— BEGIN Text passage —

Enhanced mode Mosfet to connect Reset to button when in Deep Sleep

I have an ESP8266 Wemos D1 board with Pin D2 in a Pullup mode connected to a button that is connected to grd when it is pressed. The button is normally used while the ESP8266 board is active. But after the ESP8266 is inactive for a while I want to put the board into deepsleep with no timeout. Right before it is put it into deepsleep it should connect the RST pin to the button circuit so that the next time the button is pressed it will wake up the board. The first command of setup would then be to disconnect the button from the RST pin.

I have some Enhancement Mode MOSFETs(IRFZ44NPBF). It is normally open but I need more of a normally closed switch. But depletion mode MOSFETs need negative voltage. Is there a way to design a circuit with a few more resistors or other components to make the Enhancement mode MOSFET work as I need it to. Or is there a better component to be able to make the connection when the board is off but disconnect it when the board turns on. As I am just controlling gnd I don't need something that is rated for high voltage obviously. Also, the board is running on battery so it would be best if it does not consume a lot of power especially during deepsleep mode.

— END Text passage —
— BEGIN Records shown —

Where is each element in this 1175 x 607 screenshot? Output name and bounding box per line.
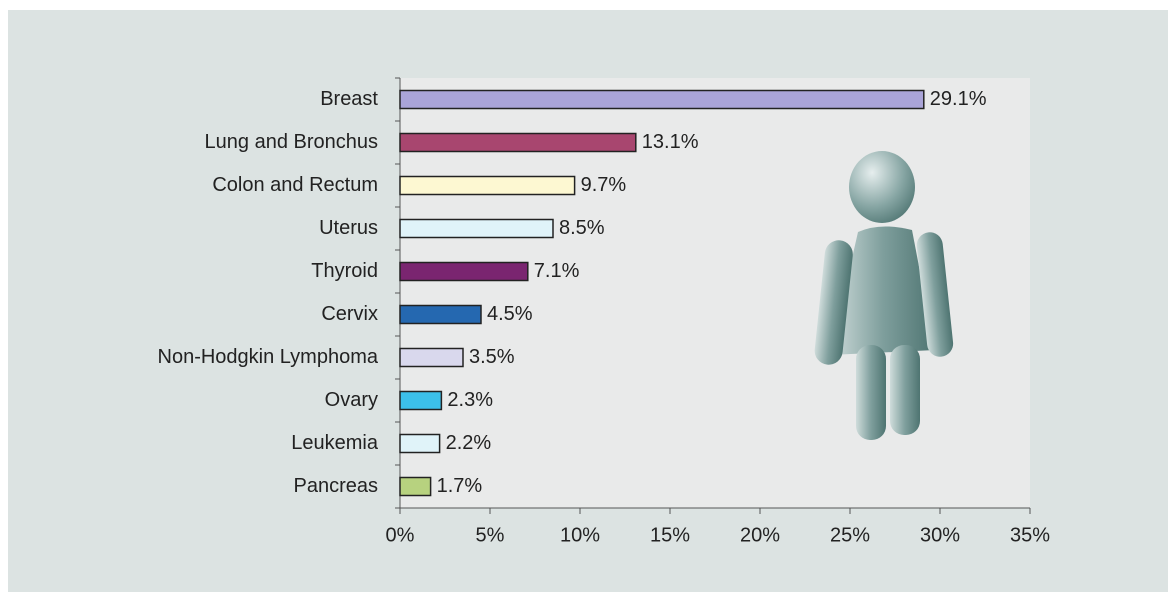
bar: [400, 263, 528, 281]
value-label: 1.7%: [437, 475, 483, 497]
value-label: 9.7%: [581, 174, 627, 196]
value-label: 2.2%: [446, 432, 492, 454]
y-tick-label: Colon and Rectum: [212, 174, 378, 196]
x-tick-label: 30%: [920, 524, 960, 546]
page: 0% 5% 10% 15% 20% 25% 30% 35% Breast 29.1% Lung an…: [0, 0, 1175, 602]
bar: [400, 349, 463, 367]
y-tick-label: Pancreas: [294, 475, 379, 497]
x-tick-label: 0%: [386, 524, 415, 546]
x-tick-label: 10%: [560, 524, 600, 546]
bar: [400, 478, 431, 496]
bar: [400, 177, 575, 195]
y-tick-label: Uterus: [319, 217, 378, 239]
value-label: 3.5%: [469, 346, 515, 368]
x-tick-label: 15%: [650, 524, 690, 546]
x-tick-label: 20%: [740, 524, 780, 546]
bar: [400, 392, 441, 410]
x-tick-label: 5%: [476, 524, 505, 546]
bar: [400, 91, 924, 109]
x-tick-label: 35%: [1010, 524, 1050, 546]
bar: [400, 220, 553, 238]
bar: [400, 435, 440, 453]
value-label: 13.1%: [642, 131, 699, 153]
value-label: 8.5%: [559, 217, 605, 239]
y-tick-label: Leukemia: [291, 432, 379, 454]
value-label: 4.5%: [487, 303, 533, 325]
chart: 0% 5% 10% 15% 20% 25% 30% 35% Breast 29.1% Lung an…: [0, 0, 1175, 602]
bar: [400, 134, 636, 152]
y-tick-label: Thyroid: [311, 260, 378, 282]
value-label: 2.3%: [447, 389, 493, 411]
x-tick-label: 25%: [830, 524, 870, 546]
y-tick-label: Lung and Bronchus: [205, 131, 378, 153]
y-tick-label: Ovary: [325, 389, 378, 411]
value-label: 29.1%: [930, 88, 987, 110]
bar: [400, 306, 481, 324]
y-tick-label: Breast: [320, 88, 378, 110]
y-tick-label: Non-Hodgkin Lymphoma: [158, 346, 379, 368]
value-label: 7.1%: [534, 260, 580, 282]
y-tick-label: Cervix: [321, 303, 378, 325]
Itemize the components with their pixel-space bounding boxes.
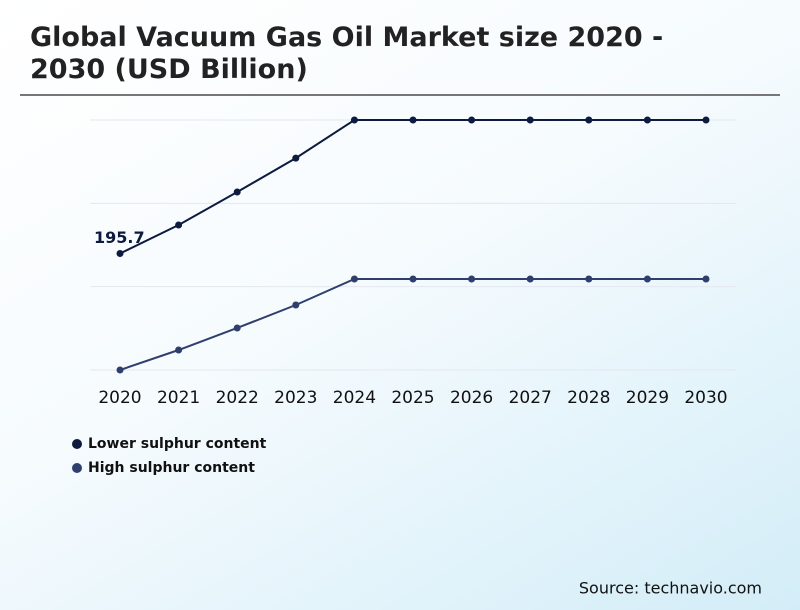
legend-label: Lower sulphur content xyxy=(88,436,267,452)
title-rule xyxy=(20,94,780,96)
source: Source: technavio.com xyxy=(579,579,762,598)
point xyxy=(468,275,476,283)
x-tick-label: 2020 xyxy=(98,388,141,408)
point xyxy=(116,366,124,374)
x-tick-label: 2028 xyxy=(567,388,610,408)
point xyxy=(233,188,241,196)
point xyxy=(468,116,476,124)
legend-marker xyxy=(72,439,82,449)
point xyxy=(585,116,593,124)
x-tick-label: 2024 xyxy=(333,388,376,408)
point xyxy=(175,346,183,354)
point xyxy=(702,116,710,124)
series-line xyxy=(119,119,706,255)
point xyxy=(175,221,183,229)
point xyxy=(350,275,358,283)
point xyxy=(585,275,593,283)
point xyxy=(643,275,651,283)
x-tick-label: 2027 xyxy=(509,388,552,408)
point xyxy=(526,275,534,283)
point xyxy=(292,301,300,309)
point xyxy=(526,116,534,124)
point xyxy=(116,250,124,258)
point xyxy=(292,154,300,162)
legend-marker xyxy=(72,463,82,473)
point xyxy=(702,275,710,283)
point xyxy=(233,324,241,332)
data-label: 195.7 xyxy=(94,228,145,247)
point xyxy=(409,116,417,124)
legend-label: High sulphur content xyxy=(88,460,255,476)
x-tick-label: 2023 xyxy=(274,388,317,408)
x-tick-label: 2029 xyxy=(626,388,669,408)
x-tick-label: 2021 xyxy=(157,388,200,408)
x-tick-label: 2025 xyxy=(391,388,434,408)
chart-title: Global Vacuum Gas Oil Market size 2020 -… xyxy=(30,22,664,85)
series-line xyxy=(119,277,706,371)
point xyxy=(350,116,358,124)
x-tick-label: 2022 xyxy=(216,388,259,408)
x-tick-label: 2026 xyxy=(450,388,493,408)
point xyxy=(643,116,651,124)
x-tick-label: 2030 xyxy=(684,388,727,408)
point xyxy=(409,275,417,283)
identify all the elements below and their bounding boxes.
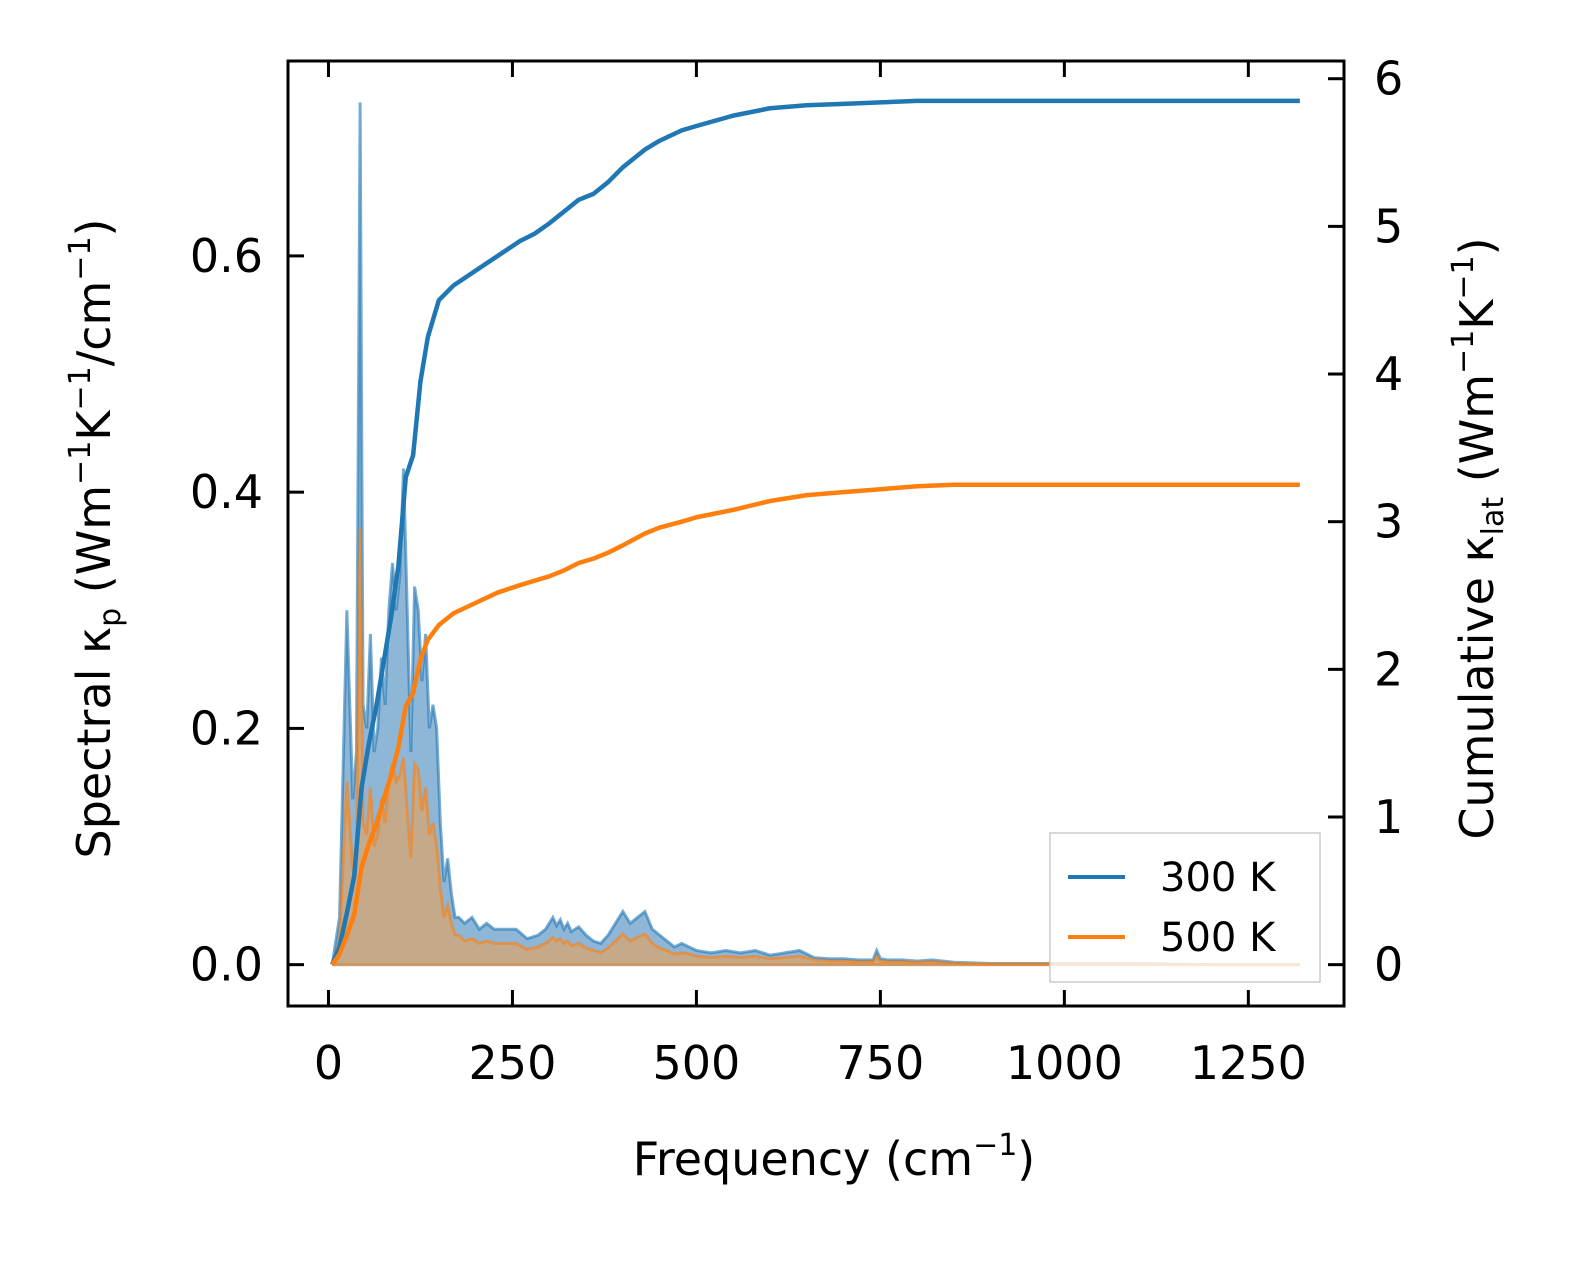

— END Records shown —

■ What you should do
Reproduce word for word everything in the MOSFET post from "I have an ESP8266" down to "the RST pin.".

■ Complete answer
I have an ESP8266 Wemos D1 board with Pin D2 in a Pullup mode connected to a button that is connected to grd when it is pressed. The button is normally used while the ESP8266 board is active. But after the ESP8266 is inactive for a while I want to put the board into deepsleep with no timeout. Right before it is put it into deepsleep it should connect the RST pin to the button circuit so that the next time the button is pressed it will wake up the board. The first command of setup would then be to disconnect the button from the RST pin.